**Source records:**
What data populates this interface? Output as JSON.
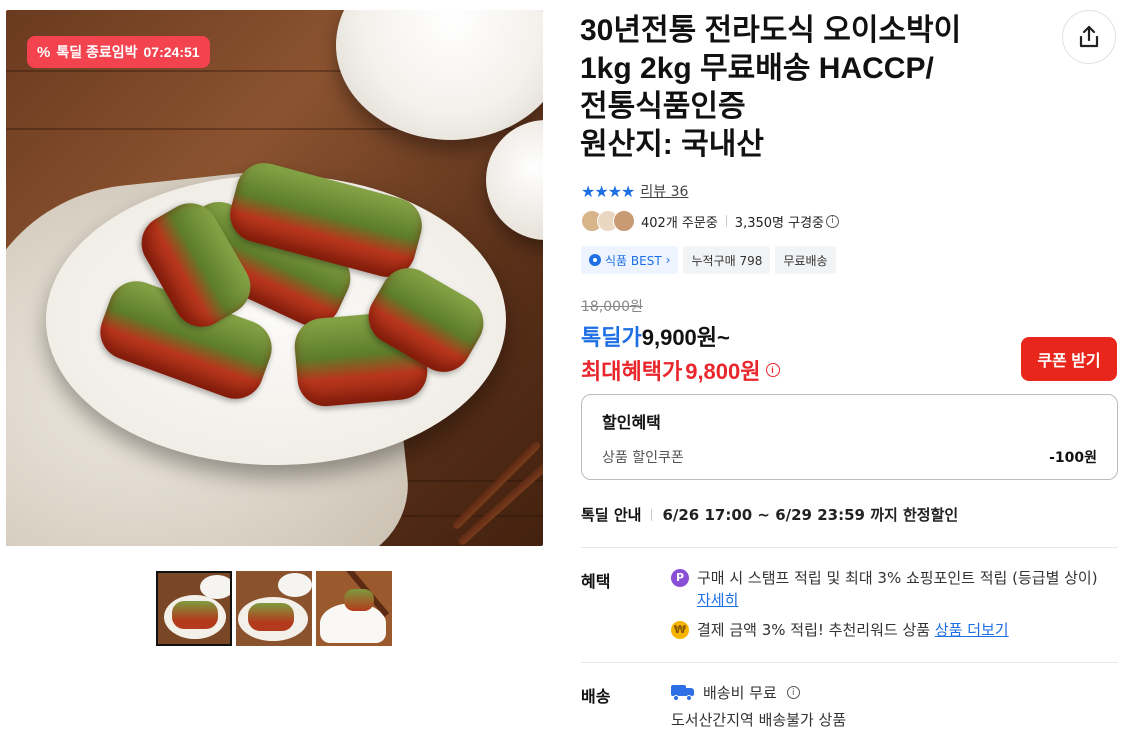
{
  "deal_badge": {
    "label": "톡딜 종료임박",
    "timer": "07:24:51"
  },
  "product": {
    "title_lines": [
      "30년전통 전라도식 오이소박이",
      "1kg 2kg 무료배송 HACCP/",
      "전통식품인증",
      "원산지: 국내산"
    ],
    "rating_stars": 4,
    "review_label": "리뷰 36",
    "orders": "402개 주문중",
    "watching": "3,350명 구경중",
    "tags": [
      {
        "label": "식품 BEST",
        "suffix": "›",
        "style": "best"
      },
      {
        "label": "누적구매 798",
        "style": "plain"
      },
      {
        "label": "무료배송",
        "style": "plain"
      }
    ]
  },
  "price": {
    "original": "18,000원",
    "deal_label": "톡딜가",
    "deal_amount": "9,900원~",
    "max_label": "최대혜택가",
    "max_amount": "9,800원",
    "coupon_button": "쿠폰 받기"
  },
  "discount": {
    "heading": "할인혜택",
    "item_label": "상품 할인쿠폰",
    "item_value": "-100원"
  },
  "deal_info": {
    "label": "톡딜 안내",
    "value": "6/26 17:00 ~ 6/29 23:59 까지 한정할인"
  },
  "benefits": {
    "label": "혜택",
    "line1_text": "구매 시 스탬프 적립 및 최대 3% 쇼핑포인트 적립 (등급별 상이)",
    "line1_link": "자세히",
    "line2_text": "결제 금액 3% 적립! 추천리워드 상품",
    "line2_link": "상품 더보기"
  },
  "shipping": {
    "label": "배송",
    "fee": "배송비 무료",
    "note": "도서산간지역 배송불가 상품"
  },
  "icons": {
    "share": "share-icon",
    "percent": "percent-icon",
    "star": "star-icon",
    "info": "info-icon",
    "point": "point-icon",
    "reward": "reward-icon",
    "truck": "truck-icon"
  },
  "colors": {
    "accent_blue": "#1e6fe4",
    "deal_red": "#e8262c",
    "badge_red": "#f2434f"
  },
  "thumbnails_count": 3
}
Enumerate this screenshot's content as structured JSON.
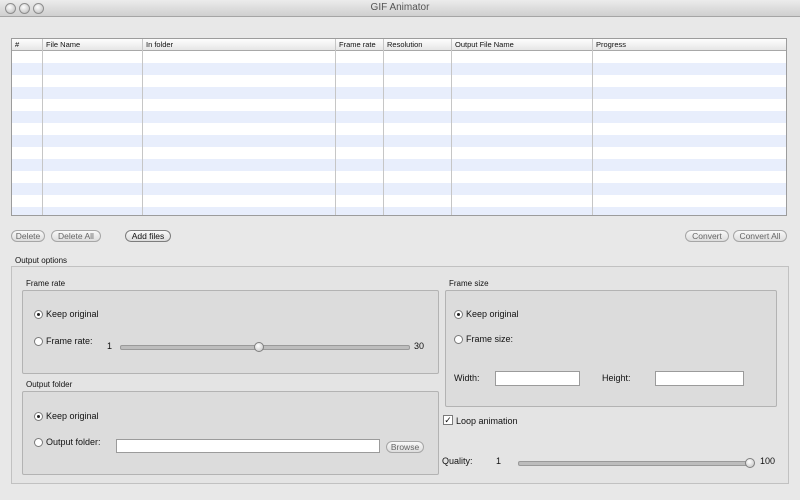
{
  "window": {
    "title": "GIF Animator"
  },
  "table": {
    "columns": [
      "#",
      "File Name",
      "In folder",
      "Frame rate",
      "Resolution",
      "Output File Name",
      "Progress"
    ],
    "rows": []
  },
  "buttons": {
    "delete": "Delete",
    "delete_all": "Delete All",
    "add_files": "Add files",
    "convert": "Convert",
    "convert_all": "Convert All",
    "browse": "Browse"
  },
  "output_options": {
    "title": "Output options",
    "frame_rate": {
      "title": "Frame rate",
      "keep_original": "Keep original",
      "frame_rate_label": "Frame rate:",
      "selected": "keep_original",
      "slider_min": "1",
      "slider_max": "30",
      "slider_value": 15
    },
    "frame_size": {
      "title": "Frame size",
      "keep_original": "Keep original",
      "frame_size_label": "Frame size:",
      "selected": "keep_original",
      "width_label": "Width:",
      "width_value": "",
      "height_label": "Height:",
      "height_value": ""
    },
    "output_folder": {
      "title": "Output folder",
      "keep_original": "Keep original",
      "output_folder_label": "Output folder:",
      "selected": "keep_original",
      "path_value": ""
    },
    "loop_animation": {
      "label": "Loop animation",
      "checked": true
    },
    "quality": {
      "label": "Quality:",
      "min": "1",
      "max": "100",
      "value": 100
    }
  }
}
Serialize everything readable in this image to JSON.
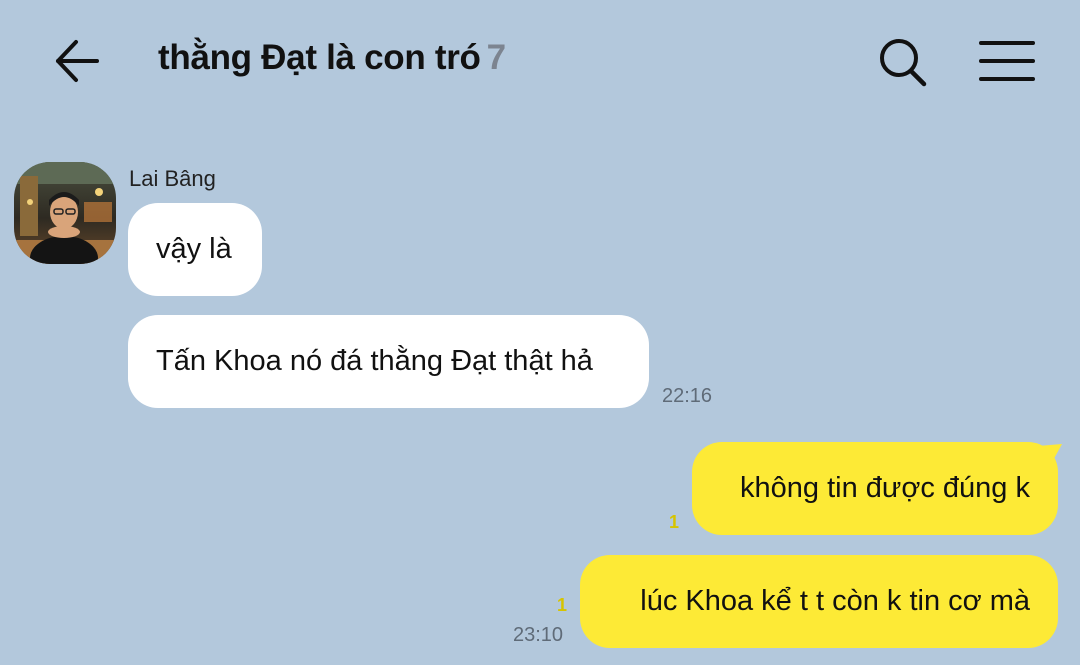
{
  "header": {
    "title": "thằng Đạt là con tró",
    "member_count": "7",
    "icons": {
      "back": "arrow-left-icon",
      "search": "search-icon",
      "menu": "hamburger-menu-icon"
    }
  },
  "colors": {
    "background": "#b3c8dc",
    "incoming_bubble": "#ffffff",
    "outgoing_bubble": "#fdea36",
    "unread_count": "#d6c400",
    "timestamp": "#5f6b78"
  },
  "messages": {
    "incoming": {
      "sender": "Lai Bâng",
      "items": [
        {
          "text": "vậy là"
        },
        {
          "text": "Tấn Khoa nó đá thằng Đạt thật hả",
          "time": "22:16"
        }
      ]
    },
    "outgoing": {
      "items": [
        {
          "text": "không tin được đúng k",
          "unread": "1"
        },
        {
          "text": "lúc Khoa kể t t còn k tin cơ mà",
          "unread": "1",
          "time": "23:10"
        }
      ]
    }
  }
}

**Exercise:**
Copy every line above word for word and exclude the pictures.

**Expected answer:**
What data populates this interface? Output as JSON.
{
  "deal_badge": {
    "label": "톡딜 종료임박",
    "timer": "07:24:51"
  },
  "product": {
    "title_lines": [
      "30년전통 전라도식 오이소박이",
      "1kg 2kg 무료배송 HACCP/",
      "전통식품인증",
      "원산지: 국내산"
    ],
    "rating_stars": 4,
    "review_label": "리뷰 36",
    "orders": "402개 주문중",
    "watching": "3,350명 구경중",
    "tags": [
      {
        "label": "식품 BEST",
        "suffix": "›",
        "style": "best"
      },
      {
        "label": "누적구매 798",
        "style": "plain"
      },
      {
        "label": "무료배송",
        "style": "plain"
      }
    ]
  },
  "price": {
    "original": "18,000원",
    "deal_label": "톡딜가",
    "deal_amount": "9,900원~",
    "max_label": "최대혜택가",
    "max_amount": "9,800원",
    "coupon_button": "쿠폰 받기"
  },
  "discount": {
    "heading": "할인혜택",
    "item_label": "상품 할인쿠폰",
    "item_value": "-100원"
  },
  "deal_info": {
    "label": "톡딜 안내",
    "value": "6/26 17:00 ~ 6/29 23:59 까지 한정할인"
  },
  "benefits": {
    "label": "혜택",
    "line1_text": "구매 시 스탬프 적립 및 최대 3% 쇼핑포인트 적립 (등급별 상이)",
    "line1_link": "자세히",
    "line2_text": "결제 금액 3% 적립! 추천리워드 상품",
    "line2_link": "상품 더보기"
  },
  "shipping": {
    "label": "배송",
    "fee": "배송비 무료",
    "note": "도서산간지역 배송불가 상품"
  },
  "icons": {
    "share": "share-icon",
    "percent": "percent-icon",
    "star": "star-icon",
    "info": "info-icon",
    "point": "point-icon",
    "reward": "reward-icon",
    "truck": "truck-icon"
  },
  "colors": {
    "accent_blue": "#1e6fe4",
    "deal_red": "#e8262c",
    "badge_red": "#f2434f"
  },
  "thumbnails_count": 3
}
Enumerate this screenshot's content as structured JSON.
{
  "window": {
    "title": "GIF Animator"
  },
  "table": {
    "columns": [
      "#",
      "File Name",
      "In folder",
      "Frame rate",
      "Resolution",
      "Output File Name",
      "Progress"
    ],
    "rows": []
  },
  "buttons": {
    "delete": "Delete",
    "delete_all": "Delete All",
    "add_files": "Add files",
    "convert": "Convert",
    "convert_all": "Convert All",
    "browse": "Browse"
  },
  "output_options": {
    "title": "Output options",
    "frame_rate": {
      "title": "Frame rate",
      "keep_original": "Keep original",
      "frame_rate_label": "Frame rate:",
      "selected": "keep_original",
      "slider_min": "1",
      "slider_max": "30",
      "slider_value": 15
    },
    "frame_size": {
      "title": "Frame size",
      "keep_original": "Keep original",
      "frame_size_label": "Frame size:",
      "selected": "keep_original",
      "width_label": "Width:",
      "width_value": "",
      "height_label": "Height:",
      "height_value": ""
    },
    "output_folder": {
      "title": "Output folder",
      "keep_original": "Keep original",
      "output_folder_label": "Output folder:",
      "selected": "keep_original",
      "path_value": ""
    },
    "loop_animation": {
      "label": "Loop animation",
      "checked": true
    },
    "quality": {
      "label": "Quality:",
      "min": "1",
      "max": "100",
      "value": 100
    }
  }
}
Serialize everything readable in this image to JSON.
{
  "header": {
    "title": "thằng Đạt là con tró",
    "member_count": "7",
    "icons": {
      "back": "arrow-left-icon",
      "search": "search-icon",
      "menu": "hamburger-menu-icon"
    }
  },
  "colors": {
    "background": "#b3c8dc",
    "incoming_bubble": "#ffffff",
    "outgoing_bubble": "#fdea36",
    "unread_count": "#d6c400",
    "timestamp": "#5f6b78"
  },
  "messages": {
    "incoming": {
      "sender": "Lai Bâng",
      "items": [
        {
          "text": "vậy là"
        },
        {
          "text": "Tấn Khoa nó đá thằng Đạt thật hả",
          "time": "22:16"
        }
      ]
    },
    "outgoing": {
      "items": [
        {
          "text": "không tin được đúng k",
          "unread": "1"
        },
        {
          "text": "lúc Khoa kể t t còn k tin cơ mà",
          "unread": "1",
          "time": "23:10"
        }
      ]
    }
  }
}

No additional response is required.